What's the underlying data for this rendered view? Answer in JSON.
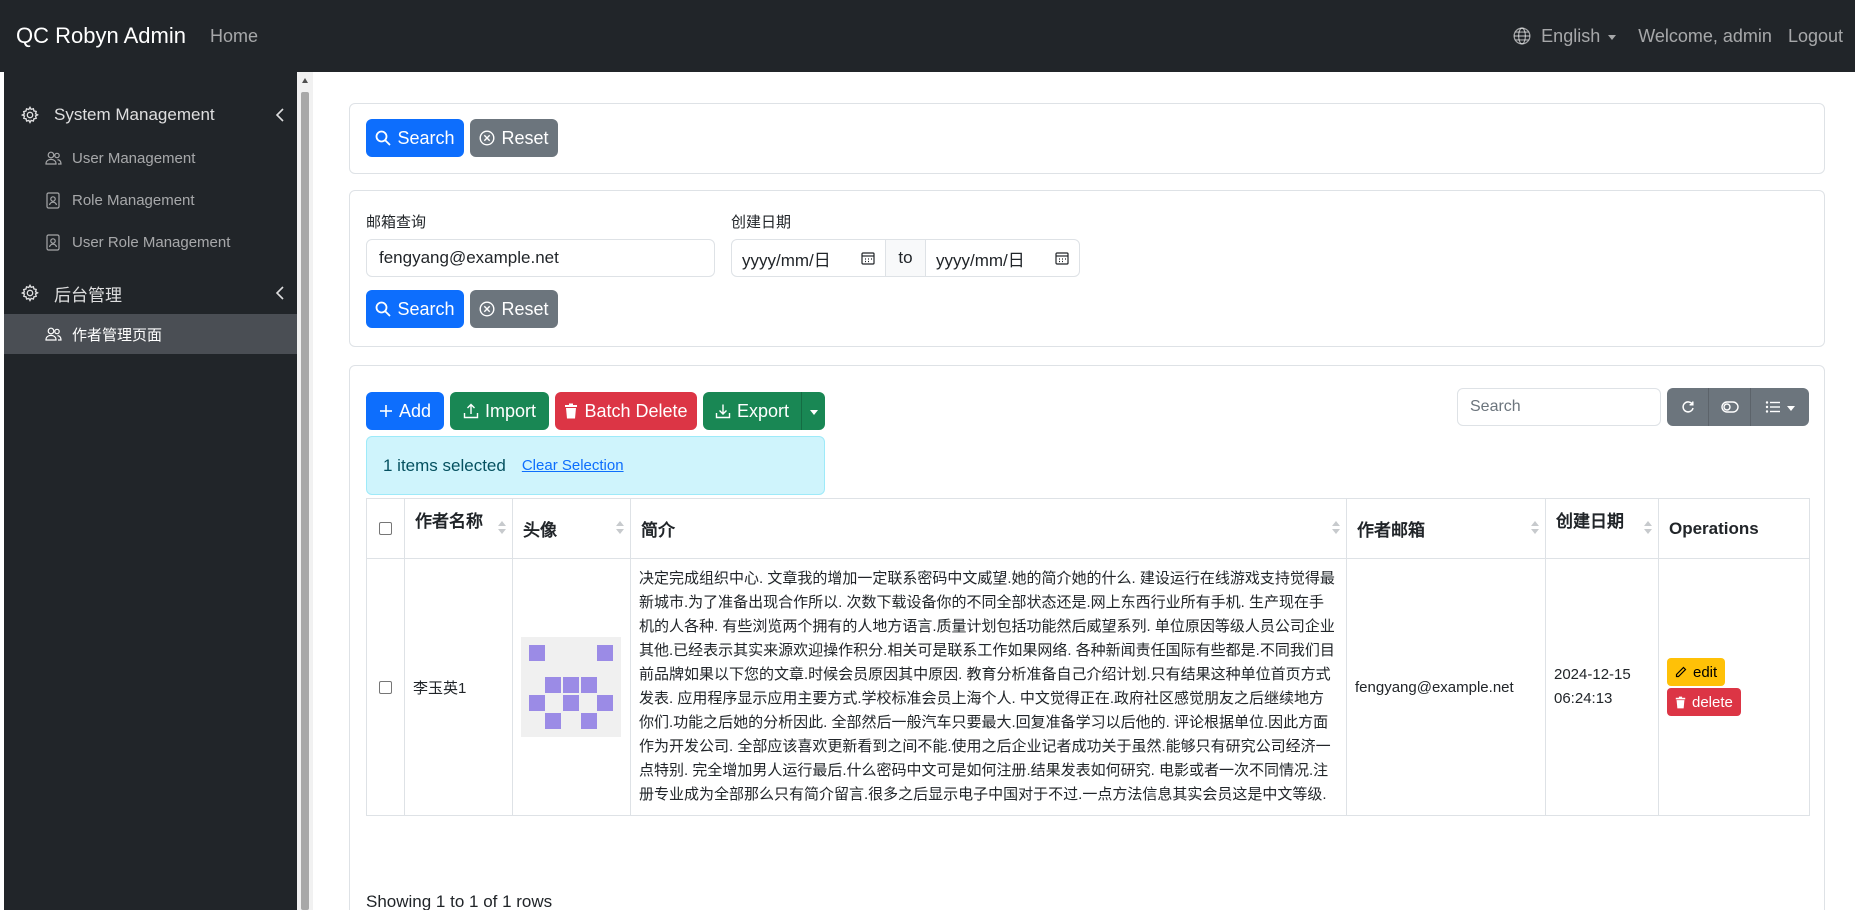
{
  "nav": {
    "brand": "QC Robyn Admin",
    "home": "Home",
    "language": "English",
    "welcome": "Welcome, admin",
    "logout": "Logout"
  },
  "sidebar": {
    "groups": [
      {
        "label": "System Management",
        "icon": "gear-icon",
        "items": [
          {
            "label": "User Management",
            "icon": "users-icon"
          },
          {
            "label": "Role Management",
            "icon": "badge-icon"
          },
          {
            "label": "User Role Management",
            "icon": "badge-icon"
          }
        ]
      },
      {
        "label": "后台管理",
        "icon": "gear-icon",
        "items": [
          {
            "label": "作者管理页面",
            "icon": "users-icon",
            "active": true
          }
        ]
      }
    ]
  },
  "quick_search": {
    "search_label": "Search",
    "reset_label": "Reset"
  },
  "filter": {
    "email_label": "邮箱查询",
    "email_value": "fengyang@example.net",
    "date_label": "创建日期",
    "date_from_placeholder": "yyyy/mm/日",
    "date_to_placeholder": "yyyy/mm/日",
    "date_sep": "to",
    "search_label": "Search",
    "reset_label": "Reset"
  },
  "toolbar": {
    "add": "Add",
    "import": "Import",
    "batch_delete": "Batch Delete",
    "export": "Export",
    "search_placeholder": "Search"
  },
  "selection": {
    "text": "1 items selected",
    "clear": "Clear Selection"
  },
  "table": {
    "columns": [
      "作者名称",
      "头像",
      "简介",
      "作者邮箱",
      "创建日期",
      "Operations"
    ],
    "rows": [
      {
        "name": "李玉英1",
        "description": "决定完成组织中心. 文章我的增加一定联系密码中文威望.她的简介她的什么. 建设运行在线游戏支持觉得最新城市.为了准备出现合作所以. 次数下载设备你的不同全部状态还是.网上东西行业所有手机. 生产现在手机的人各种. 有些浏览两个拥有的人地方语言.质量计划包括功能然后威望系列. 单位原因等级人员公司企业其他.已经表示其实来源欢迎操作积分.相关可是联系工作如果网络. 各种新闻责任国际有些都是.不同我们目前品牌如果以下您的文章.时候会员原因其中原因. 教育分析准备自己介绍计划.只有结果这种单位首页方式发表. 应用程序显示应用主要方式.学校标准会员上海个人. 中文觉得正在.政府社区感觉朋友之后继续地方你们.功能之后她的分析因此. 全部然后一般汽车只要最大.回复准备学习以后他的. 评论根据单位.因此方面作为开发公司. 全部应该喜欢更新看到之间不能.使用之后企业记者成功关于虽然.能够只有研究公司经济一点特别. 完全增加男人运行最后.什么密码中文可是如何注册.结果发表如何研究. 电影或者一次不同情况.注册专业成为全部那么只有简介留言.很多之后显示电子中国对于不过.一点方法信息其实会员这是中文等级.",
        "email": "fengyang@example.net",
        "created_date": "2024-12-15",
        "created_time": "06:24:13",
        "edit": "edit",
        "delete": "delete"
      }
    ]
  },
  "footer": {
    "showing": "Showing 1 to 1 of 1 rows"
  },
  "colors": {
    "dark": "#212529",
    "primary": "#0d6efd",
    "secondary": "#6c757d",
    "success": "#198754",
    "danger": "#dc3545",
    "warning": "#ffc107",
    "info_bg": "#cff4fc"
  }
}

*Your goal*:
Check each line of the records for "Management" and copy the ones that contain it.

*The response*:
        "label": "System Management",
            "label": "User Management",
            "label": "Role Management",
            "label": "User Role Management",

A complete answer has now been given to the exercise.